== Exercise ==
Copy out the entries below, starting at the very first line and ending at the line that contains "- restaurant-description: At DitC, you", with both ends included.

Part of a data file:
"""
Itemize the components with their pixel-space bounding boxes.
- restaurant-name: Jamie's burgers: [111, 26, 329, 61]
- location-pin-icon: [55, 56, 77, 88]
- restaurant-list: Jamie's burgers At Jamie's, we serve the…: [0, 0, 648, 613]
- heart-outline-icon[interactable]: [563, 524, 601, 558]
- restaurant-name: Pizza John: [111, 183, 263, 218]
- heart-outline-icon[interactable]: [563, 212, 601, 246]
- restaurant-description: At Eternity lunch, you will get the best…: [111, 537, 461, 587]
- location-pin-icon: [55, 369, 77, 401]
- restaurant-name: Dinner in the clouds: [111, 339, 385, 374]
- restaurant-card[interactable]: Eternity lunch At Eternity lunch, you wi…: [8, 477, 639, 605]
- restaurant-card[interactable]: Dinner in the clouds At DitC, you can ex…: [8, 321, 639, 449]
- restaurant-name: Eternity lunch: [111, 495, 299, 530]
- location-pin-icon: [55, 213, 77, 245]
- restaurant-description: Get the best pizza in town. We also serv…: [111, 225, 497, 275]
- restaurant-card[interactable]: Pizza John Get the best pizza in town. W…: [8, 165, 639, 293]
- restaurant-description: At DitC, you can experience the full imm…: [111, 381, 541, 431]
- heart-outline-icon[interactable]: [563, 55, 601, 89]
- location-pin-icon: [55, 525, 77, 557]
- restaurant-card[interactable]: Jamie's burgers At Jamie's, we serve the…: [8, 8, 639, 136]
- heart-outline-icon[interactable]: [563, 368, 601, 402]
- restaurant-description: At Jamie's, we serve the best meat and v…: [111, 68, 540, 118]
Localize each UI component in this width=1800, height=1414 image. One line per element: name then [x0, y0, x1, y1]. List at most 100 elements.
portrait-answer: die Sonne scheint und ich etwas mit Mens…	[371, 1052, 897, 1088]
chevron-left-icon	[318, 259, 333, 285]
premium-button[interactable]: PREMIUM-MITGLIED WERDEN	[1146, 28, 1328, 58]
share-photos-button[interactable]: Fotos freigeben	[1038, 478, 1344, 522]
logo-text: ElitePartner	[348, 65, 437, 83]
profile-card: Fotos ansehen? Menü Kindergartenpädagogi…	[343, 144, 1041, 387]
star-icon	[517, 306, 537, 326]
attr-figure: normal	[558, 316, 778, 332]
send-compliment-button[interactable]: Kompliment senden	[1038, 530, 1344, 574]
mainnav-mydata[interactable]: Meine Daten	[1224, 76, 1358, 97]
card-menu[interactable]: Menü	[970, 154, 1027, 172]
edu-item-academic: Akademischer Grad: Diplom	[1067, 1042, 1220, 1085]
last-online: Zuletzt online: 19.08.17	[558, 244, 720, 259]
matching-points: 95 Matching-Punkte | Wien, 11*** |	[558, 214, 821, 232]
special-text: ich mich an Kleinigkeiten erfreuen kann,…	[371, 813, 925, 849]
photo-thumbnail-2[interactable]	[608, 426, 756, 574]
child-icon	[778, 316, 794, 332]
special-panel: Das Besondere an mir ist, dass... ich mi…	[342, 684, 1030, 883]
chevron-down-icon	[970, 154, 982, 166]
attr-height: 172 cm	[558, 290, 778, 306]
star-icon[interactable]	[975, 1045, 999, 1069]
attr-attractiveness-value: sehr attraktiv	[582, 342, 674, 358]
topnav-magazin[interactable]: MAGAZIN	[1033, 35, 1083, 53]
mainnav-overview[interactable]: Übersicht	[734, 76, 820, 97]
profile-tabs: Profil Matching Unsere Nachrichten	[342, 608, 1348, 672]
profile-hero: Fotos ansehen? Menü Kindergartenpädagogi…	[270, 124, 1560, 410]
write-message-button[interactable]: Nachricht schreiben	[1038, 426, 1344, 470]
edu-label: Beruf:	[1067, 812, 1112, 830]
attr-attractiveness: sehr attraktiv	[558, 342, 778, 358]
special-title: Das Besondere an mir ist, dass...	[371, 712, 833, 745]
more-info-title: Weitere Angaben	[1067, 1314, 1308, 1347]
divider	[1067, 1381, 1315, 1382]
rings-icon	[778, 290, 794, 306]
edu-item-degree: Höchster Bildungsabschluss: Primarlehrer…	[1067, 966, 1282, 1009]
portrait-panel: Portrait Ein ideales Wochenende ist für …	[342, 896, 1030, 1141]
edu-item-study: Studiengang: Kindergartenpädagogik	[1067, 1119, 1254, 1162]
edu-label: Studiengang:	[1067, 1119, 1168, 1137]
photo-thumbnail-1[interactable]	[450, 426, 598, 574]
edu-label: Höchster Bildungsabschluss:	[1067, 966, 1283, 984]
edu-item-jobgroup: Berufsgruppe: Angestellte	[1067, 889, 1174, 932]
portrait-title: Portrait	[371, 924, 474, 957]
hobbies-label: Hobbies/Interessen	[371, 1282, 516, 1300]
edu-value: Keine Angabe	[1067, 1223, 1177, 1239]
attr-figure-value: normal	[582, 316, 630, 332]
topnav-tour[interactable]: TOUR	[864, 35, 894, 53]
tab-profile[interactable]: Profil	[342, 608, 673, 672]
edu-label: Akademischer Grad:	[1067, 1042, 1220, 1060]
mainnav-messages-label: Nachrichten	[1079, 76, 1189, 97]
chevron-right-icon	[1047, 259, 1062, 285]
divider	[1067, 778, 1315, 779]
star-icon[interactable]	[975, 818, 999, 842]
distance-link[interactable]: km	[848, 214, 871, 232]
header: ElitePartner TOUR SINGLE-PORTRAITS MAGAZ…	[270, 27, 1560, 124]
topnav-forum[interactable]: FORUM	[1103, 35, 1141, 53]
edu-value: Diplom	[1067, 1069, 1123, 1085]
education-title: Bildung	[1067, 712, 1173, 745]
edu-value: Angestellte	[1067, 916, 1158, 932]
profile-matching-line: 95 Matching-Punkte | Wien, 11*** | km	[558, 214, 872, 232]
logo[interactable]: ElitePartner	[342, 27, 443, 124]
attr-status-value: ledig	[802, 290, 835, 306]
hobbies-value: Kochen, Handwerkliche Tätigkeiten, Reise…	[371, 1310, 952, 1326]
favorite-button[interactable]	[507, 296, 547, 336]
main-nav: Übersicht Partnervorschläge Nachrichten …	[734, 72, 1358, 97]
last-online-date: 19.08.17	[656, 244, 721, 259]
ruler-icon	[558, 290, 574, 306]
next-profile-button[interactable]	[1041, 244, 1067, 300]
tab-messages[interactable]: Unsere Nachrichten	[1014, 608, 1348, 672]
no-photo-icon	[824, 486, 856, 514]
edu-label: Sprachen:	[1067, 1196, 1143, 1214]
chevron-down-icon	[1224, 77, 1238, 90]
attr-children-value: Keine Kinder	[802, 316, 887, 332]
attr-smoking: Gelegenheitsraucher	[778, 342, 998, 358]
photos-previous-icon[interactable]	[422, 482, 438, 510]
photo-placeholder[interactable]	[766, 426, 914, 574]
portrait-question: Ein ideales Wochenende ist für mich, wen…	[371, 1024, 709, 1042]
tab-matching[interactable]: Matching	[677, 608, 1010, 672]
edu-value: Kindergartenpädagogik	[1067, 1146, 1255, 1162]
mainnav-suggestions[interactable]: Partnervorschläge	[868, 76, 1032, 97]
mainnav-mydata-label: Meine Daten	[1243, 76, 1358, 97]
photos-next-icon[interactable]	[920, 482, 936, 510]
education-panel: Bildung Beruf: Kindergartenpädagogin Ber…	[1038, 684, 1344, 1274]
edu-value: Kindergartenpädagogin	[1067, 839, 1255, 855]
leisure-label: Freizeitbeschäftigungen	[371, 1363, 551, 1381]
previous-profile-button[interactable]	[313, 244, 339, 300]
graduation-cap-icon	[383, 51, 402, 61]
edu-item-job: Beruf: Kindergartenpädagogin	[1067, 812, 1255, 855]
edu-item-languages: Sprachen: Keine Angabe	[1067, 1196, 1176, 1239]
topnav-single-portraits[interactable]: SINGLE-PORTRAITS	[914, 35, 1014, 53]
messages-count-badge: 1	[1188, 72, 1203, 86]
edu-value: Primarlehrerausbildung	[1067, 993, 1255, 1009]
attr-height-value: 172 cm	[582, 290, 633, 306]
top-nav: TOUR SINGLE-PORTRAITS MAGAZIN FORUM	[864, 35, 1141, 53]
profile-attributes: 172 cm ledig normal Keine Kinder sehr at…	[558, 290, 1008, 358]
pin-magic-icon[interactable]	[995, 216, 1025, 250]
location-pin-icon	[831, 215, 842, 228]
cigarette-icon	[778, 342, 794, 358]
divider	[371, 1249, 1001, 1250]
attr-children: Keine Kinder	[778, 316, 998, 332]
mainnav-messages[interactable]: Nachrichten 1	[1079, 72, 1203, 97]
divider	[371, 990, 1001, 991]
"""
== Reply to the task ==
Itemize the components with their pixel-space bounding boxes.
- restaurant-name: Jamie's burgers: [111, 26, 329, 61]
- location-pin-icon: [55, 56, 77, 88]
- restaurant-list: Jamie's burgers At Jamie's, we serve the…: [0, 0, 648, 613]
- heart-outline-icon[interactable]: [563, 524, 601, 558]
- restaurant-name: Pizza John: [111, 183, 263, 218]
- heart-outline-icon[interactable]: [563, 212, 601, 246]
- restaurant-description: At Eternity lunch, you will get the best…: [111, 537, 461, 587]
- location-pin-icon: [55, 369, 77, 401]
- restaurant-name: Dinner in the clouds: [111, 339, 385, 374]
- restaurant-card[interactable]: Eternity lunch At Eternity lunch, you wi…: [8, 477, 639, 605]
- restaurant-card[interactable]: Dinner in the clouds At DitC, you can ex…: [8, 321, 639, 449]
- restaurant-name: Eternity lunch: [111, 495, 299, 530]
- location-pin-icon: [55, 213, 77, 245]
- restaurant-description: Get the best pizza in town. We also serv…: [111, 225, 497, 275]
- restaurant-card[interactable]: Pizza John Get the best pizza in town. W…: [8, 165, 639, 293]
- restaurant-description: At DitC, you can experience the full imm…: [111, 381, 541, 431]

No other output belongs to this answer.